WHAT THE EXERCISE ASKS: Read the data and repeat all of it exactly.

PROVIDED RECORDS:
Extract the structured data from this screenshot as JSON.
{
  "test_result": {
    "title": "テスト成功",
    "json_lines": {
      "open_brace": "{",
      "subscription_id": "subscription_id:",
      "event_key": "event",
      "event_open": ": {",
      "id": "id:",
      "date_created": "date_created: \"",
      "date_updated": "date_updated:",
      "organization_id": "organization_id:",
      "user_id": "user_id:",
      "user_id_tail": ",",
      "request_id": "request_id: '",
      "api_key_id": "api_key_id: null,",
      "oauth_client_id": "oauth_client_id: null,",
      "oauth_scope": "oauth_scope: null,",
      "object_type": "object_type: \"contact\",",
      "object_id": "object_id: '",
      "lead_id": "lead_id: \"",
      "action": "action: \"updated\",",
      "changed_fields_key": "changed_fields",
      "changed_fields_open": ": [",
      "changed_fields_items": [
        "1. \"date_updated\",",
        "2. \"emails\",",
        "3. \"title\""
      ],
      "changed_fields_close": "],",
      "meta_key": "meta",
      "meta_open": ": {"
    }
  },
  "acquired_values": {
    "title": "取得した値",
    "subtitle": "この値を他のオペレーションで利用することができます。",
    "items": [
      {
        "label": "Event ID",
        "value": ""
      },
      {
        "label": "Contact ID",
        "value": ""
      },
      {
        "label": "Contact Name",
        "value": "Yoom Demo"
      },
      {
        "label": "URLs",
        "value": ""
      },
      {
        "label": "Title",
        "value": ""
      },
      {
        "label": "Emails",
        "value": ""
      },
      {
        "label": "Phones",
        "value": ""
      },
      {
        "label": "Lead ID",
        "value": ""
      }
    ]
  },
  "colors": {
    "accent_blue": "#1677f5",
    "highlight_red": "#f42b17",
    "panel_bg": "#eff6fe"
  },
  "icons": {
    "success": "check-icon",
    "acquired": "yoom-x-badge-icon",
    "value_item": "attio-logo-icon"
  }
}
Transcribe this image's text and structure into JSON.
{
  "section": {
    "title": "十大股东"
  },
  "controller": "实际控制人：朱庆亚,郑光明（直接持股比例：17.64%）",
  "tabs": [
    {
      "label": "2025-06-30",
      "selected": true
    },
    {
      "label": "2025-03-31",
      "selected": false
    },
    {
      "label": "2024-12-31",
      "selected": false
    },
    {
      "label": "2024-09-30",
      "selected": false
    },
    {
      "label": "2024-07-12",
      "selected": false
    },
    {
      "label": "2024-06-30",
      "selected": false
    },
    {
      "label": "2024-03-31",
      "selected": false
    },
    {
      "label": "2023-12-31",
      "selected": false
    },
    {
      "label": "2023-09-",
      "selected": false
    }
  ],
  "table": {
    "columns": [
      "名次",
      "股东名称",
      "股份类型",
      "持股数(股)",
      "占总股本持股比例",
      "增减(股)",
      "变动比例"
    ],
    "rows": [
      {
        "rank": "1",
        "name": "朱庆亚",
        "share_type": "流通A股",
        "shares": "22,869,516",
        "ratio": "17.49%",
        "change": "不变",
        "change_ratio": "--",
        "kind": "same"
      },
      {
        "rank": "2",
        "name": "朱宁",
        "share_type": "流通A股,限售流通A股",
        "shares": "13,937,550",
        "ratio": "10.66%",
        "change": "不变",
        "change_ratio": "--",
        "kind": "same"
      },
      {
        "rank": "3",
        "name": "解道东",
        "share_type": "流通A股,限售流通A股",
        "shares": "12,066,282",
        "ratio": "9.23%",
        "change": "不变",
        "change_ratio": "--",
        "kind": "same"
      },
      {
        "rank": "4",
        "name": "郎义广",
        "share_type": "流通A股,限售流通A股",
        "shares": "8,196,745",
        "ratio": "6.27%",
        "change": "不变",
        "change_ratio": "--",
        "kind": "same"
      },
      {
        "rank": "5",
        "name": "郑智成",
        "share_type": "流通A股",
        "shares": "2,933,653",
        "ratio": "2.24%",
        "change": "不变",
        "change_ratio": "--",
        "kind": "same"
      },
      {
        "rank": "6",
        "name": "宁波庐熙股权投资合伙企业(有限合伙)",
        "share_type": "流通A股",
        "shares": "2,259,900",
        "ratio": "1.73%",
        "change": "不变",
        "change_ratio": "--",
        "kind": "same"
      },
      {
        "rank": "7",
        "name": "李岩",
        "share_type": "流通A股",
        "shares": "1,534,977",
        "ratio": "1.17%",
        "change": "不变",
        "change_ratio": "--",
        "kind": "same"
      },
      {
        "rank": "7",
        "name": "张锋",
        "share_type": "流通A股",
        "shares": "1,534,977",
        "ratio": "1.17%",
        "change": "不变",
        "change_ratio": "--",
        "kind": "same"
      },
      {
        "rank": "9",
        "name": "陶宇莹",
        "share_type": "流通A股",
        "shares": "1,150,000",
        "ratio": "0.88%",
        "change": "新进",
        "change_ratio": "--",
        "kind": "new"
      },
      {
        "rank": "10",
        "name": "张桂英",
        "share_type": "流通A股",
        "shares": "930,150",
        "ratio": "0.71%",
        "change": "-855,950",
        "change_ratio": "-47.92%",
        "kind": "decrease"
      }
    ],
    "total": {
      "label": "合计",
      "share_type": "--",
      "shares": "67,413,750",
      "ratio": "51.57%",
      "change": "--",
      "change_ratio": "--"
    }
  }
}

ANSWER TO THIS PROBLEM:
Extract the structured data from this screenshot as JSON.
{
  "test_result": {
    "title": "テスト成功",
    "json_lines": {
      "open_brace": "{",
      "subscription_id": "subscription_id:",
      "event_key": "event",
      "event_open": ": {",
      "id": "id:",
      "date_created": "date_created: \"",
      "date_updated": "date_updated:",
      "organization_id": "organization_id:",
      "user_id": "user_id:",
      "user_id_tail": ",",
      "request_id": "request_id: '",
      "api_key_id": "api_key_id: null,",
      "oauth_client_id": "oauth_client_id: null,",
      "oauth_scope": "oauth_scope: null,",
      "object_type": "object_type: \"contact\",",
      "object_id": "object_id: '",
      "lead_id": "lead_id: \"",
      "action": "action: \"updated\",",
      "changed_fields_key": "changed_fields",
      "changed_fields_open": ": [",
      "changed_fields_items": [
        "1. \"date_updated\",",
        "2. \"emails\",",
        "3. \"title\""
      ],
      "changed_fields_close": "],",
      "meta_key": "meta",
      "meta_open": ": {"
    }
  },
  "acquired_values": {
    "title": "取得した値",
    "subtitle": "この値を他のオペレーションで利用することができます。",
    "items": [
      {
        "label": "Event ID",
        "value": ""
      },
      {
        "label": "Contact ID",
        "value": ""
      },
      {
        "label": "Contact Name",
        "value": "Yoom Demo"
      },
      {
        "label": "URLs",
        "value": ""
      },
      {
        "label": "Title",
        "value": ""
      },
      {
        "label": "Emails",
        "value": ""
      },
      {
        "label": "Phones",
        "value": ""
      },
      {
        "label": "Lead ID",
        "value": ""
      }
    ]
  },
  "colors": {
    "accent_blue": "#1677f5",
    "highlight_red": "#f42b17",
    "panel_bg": "#eff6fe"
  },
  "icons": {
    "success": "check-icon",
    "acquired": "yoom-x-badge-icon",
    "value_item": "attio-logo-icon"
  }
}
Transcribe this image's text and structure into JSON.
{
  "section": {
    "title": "十大股东"
  },
  "controller": "实际控制人：朱庆亚,郑光明（直接持股比例：17.64%）",
  "tabs": [
    {
      "label": "2025-06-30",
      "selected": true
    },
    {
      "label": "2025-03-31",
      "selected": false
    },
    {
      "label": "2024-12-31",
      "selected": false
    },
    {
      "label": "2024-09-30",
      "selected": false
    },
    {
      "label": "2024-07-12",
      "selected": false
    },
    {
      "label": "2024-06-30",
      "selected": false
    },
    {
      "label": "2024-03-31",
      "selected": false
    },
    {
      "label": "2023-12-31",
      "selected": false
    },
    {
      "label": "2023-09-",
      "selected": false
    }
  ],
  "table": {
    "columns": [
      "名次",
      "股东名称",
      "股份类型",
      "持股数(股)",
      "占总股本持股比例",
      "增减(股)",
      "变动比例"
    ],
    "rows": [
      {
        "rank": "1",
        "name": "朱庆亚",
        "share_type": "流通A股",
        "shares": "22,869,516",
        "ratio": "17.49%",
        "change": "不变",
        "change_ratio": "--",
        "kind": "same"
      },
      {
        "rank": "2",
        "name": "朱宁",
        "share_type": "流通A股,限售流通A股",
        "shares": "13,937,550",
        "ratio": "10.66%",
        "change": "不变",
        "change_ratio": "--",
        "kind": "same"
      },
      {
        "rank": "3",
        "name": "解道东",
        "share_type": "流通A股,限售流通A股",
        "shares": "12,066,282",
        "ratio": "9.23%",
        "change": "不变",
        "change_ratio": "--",
        "kind": "same"
      },
      {
        "rank": "4",
        "name": "郎义广",
        "share_type": "流通A股,限售流通A股",
        "shares": "8,196,745",
        "ratio": "6.27%",
        "change": "不变",
        "change_ratio": "--",
        "kind": "same"
      },
      {
        "rank": "5",
        "name": "郑智成",
        "share_type": "流通A股",
        "shares": "2,933,653",
        "ratio": "2.24%",
        "change": "不变",
        "change_ratio": "--",
        "kind": "same"
      },
      {
        "rank": "6",
        "name": "宁波庐熙股权投资合伙企业(有限合伙)",
        "share_type": "流通A股",
        "shares": "2,259,900",
        "ratio": "1.73%",
        "change": "不变",
        "change_ratio": "--",
        "kind": "same"
      },
      {
        "rank": "7",
        "name": "李岩",
        "share_type": "流通A股",
        "shares": "1,534,977",
        "ratio": "1.17%",
        "change": "不变",
        "change_ratio": "--",
        "kind": "same"
      },
      {
        "rank": "7",
        "name": "张锋",
        "share_type": "流通A股",
        "shares": "1,534,977",
        "ratio": "1.17%",
        "change": "不变",
        "change_ratio": "--",
        "kind": "same"
      },
      {
        "rank": "9",
        "name": "陶宇莹",
        "share_type": "流通A股",
        "shares": "1,150,000",
        "ratio": "0.88%",
        "change": "新进",
        "change_ratio": "--",
        "kind": "new"
      },
      {
        "rank": "10",
        "name": "张桂英",
        "share_type": "流通A股",
        "shares": "930,150",
        "ratio": "0.71%",
        "change": "-855,950",
        "change_ratio": "-47.92%",
        "kind": "decrease"
      }
    ],
    "total": {
      "label": "合计",
      "share_type": "--",
      "shares": "67,413,750",
      "ratio": "51.57%",
      "change": "--",
      "change_ratio": "--"
    }
  }
}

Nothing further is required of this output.